L’Accord de facilitation des investissements pour le développement : pourquoi est-il important ?
Les discussions sur l’Accord sur la facilitation de l’investissement pour le développement (Accord FID) viennent de s’achever. Rashmi Jose analyse l’évolution du processus de négociation, connu sous le nom d’initiative conjointe, l’importance de l’accord potentiel pour le développement durable et ce à quoi nous pouvons nous attendre par la suite, en particulier dans la perspective de la prochaine Conférence ministérielle (CM13).
Les plus de 110 Membres de l’Organisation mondiale du commerce (OMC) participant aux discussions en vue d’un accord sur la facilitation de l’investissements pour le développement (Accord FID) ont annoncé une étape majeure le 6 juillet : la conclusion des négociations sur le texte de l’accord. En reconnaissance de cette étape importante, cet article propose un aperçu de l’évolution du processus de négociation de l’Accord FID, connu sous le nom de processus d’Initiative conjointe, et des raisons pour lesquelles l’accord potentiel est important, notamment s’agissant des objectifs de développement et de développement durable qu’il cherche à réaliser. Cet article explore également ce que l’on peut attendre du processus, en particulier dans la perspective de la prochaine Conférence ministérielle (CM13) prévue en février 2024 à Abou Dhabi.
La genèse des négociations de l’Accord FID
Les Membres de l’OMC ont pour la première fois exprimé officiellement leur intérêt pour de nouvelles règles sur la facilitation de l’investissement lors de la 11ème Conférence ministérielle de Buenos Aires en 2017. Un groupe de 70 Membres de pays développés, de pays en développement et de pays les moins avancés (PMA) ont déclaré qu’ils poursuivraient des discussions structurées dans le but de créer des règles multilatérales sur la facilitation de l’investissement. Après trois ans de discussions préparatoires, les négociations officielles ont débuté en septembre 2020. Aujourd’hui, après trois ans de discussions et avec plus de 40 participants supplémentaires au processus, les Membres ont finalisé le texte juridique de l’Accord FID.
Il ne doit pas être interprété comme une tentative visant à créer un ensemble plus large de règles multilatérales sur la gouvernance des investissements au sein de l’OMC.
Si l’Accord FID est finalement intégré, il deviendra le deuxième accord relatif à l’investissement dans l’architecture des traités de l’OMC, après l’Accord sur les mesures d’investissement liées au commerce de 1995. Les partisans de l’Accord FID soulignent qu’il ne doit pas être interprété comme une tentative visant à créer un ensemble plus large de règles multilatérales sur la gouvernance des investissements au sein de l’OMC. Le texte de négociation de l’Accord FID clarifie le champ d’application et précise que les questions traditionnelles de gouvernance des investissements, telles que la protection des investissements, le règlement des différends entre investisseurs et États et l’accès aux marchés d’investissement, ne relèvent pas du champ d’application de l’Accord.

(Listes de régions annotées)
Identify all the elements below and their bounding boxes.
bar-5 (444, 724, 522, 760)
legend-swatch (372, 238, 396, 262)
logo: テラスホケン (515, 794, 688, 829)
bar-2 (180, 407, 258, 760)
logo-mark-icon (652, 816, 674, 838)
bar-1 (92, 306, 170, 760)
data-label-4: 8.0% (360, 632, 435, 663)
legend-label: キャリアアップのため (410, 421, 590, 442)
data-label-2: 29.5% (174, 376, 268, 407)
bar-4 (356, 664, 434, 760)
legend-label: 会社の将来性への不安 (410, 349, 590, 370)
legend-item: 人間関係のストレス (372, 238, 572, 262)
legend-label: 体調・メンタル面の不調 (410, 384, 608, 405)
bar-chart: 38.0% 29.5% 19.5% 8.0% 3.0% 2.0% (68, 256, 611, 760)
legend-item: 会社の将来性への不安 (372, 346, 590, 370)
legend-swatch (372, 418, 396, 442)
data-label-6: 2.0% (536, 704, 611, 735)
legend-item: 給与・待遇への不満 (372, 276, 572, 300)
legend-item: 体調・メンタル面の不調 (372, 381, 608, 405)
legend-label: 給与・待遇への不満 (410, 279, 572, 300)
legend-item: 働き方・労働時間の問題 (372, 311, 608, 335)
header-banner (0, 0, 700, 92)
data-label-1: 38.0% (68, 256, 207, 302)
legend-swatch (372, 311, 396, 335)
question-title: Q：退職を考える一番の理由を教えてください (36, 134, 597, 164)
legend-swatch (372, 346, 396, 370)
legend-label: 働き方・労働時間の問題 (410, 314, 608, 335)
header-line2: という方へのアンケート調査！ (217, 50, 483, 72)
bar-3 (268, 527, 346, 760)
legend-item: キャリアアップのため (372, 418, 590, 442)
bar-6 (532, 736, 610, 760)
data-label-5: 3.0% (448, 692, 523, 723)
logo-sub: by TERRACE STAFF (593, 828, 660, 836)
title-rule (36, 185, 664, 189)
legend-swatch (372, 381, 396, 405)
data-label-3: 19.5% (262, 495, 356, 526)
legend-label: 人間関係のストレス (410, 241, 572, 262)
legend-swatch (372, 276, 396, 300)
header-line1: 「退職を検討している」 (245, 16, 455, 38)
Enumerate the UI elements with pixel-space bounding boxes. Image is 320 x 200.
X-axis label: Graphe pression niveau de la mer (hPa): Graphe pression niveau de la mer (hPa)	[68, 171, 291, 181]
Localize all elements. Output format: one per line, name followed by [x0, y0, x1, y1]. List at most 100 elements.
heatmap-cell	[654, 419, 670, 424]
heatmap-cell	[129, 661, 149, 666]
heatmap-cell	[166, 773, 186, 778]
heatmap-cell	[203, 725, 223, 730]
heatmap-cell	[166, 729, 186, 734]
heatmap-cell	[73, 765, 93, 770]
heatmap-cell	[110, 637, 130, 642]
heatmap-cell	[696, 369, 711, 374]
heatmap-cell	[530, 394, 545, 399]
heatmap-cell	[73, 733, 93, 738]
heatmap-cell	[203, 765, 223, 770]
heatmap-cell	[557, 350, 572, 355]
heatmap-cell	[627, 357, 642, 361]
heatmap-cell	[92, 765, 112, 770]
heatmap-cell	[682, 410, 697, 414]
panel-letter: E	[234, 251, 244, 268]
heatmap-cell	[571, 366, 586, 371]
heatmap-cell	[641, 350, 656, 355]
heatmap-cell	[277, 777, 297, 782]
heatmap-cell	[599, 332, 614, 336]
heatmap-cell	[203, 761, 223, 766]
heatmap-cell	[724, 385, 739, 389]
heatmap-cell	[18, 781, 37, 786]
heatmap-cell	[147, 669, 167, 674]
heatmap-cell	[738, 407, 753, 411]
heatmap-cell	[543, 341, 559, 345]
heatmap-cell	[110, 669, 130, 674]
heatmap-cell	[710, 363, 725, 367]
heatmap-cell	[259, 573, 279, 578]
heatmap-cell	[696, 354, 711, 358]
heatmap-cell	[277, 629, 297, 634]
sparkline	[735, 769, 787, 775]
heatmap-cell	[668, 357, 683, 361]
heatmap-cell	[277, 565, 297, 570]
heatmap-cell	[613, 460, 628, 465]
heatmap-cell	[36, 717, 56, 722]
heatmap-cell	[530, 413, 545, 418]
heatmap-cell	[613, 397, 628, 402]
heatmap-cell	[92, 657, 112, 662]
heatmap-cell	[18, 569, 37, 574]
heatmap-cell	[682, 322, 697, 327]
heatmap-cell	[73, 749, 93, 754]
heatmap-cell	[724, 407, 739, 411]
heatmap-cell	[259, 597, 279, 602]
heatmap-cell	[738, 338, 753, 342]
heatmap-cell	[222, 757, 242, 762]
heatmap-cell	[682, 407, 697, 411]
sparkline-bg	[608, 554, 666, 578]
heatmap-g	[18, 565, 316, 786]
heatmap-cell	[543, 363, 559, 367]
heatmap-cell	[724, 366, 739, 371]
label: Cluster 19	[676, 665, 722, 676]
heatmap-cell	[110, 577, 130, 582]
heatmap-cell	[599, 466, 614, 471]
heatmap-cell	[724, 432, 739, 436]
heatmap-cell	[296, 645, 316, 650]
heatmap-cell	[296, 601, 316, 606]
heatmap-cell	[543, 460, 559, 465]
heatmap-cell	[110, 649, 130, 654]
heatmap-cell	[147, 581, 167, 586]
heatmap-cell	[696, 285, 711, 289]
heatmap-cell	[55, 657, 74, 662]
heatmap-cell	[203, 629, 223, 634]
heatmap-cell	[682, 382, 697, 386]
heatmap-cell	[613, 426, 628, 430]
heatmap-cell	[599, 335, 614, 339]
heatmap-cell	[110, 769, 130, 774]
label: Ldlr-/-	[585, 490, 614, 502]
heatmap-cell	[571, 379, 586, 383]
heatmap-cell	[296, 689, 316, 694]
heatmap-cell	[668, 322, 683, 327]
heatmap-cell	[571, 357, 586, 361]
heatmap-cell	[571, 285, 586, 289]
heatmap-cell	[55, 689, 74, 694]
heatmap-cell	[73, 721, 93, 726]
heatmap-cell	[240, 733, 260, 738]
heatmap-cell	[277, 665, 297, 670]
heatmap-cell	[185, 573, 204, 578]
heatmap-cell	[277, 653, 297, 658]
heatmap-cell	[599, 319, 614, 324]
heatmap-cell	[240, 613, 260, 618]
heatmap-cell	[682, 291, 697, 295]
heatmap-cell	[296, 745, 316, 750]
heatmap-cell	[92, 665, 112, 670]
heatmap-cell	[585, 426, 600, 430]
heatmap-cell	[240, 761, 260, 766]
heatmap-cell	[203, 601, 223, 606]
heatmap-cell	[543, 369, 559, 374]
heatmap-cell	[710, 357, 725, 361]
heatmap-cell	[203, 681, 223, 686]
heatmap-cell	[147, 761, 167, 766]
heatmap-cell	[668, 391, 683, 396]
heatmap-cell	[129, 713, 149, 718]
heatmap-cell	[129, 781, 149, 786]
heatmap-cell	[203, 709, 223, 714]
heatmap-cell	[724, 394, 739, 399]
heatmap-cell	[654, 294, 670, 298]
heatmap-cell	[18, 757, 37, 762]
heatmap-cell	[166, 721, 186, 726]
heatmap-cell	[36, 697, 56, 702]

- Énoncé A
Pour chacun des énoncés suivants, indiquez s’il concorde avec l’extrait sur l’Accord FID (oui ou non) et citez mot pour mot les termes du texte qui tranchent. (i) Les négociations officielles ont commencé en septembre 2020. (ii) Lors de la Conférence ministérielle de Buenos Aires en 2017, le groupe ayant déclaré vouloir poursuivre des discussions structurées comptait 110 Membres. (iii) La protection des investissements entre dans le champ d’application de l’Accord FID.
- Énoncé B
Recopiez fidèlement le passage de l’extrait sur l’Accord FID qui commence à « Les discussions sur » et se termine à « Conférence ministérielle (CM13). ».

- Réponse A
(i) Oui : « les négociations officielles ont débuté en septembre 2020 ».
(ii) Non : « Un groupe de 70 Membres de pays développés, de pays en développement et de pays les moins avancés (PMA) ».
(iii) Non : « telles que la protection des investissements, le règlement des différends entre investisseurs et États et l’accès aux marchés d’investissement, ne relèvent pas du champ d’application de l’Accord ».

- Réponse B
Les discussions sur l’Accord sur la facilitation de l’investissement pour le développement (Accord FID) viennent de s’achever. Rashmi Jose analyse l’évolution du processus de négociation, connu sous le nom d’initiative conjointe, l’importance de l’accord potentiel pour le développement durable et ce à quoi nous pouvons nous attendre par la suite, en particulier dans la perspective de la prochaine Conférence ministérielle (CM13).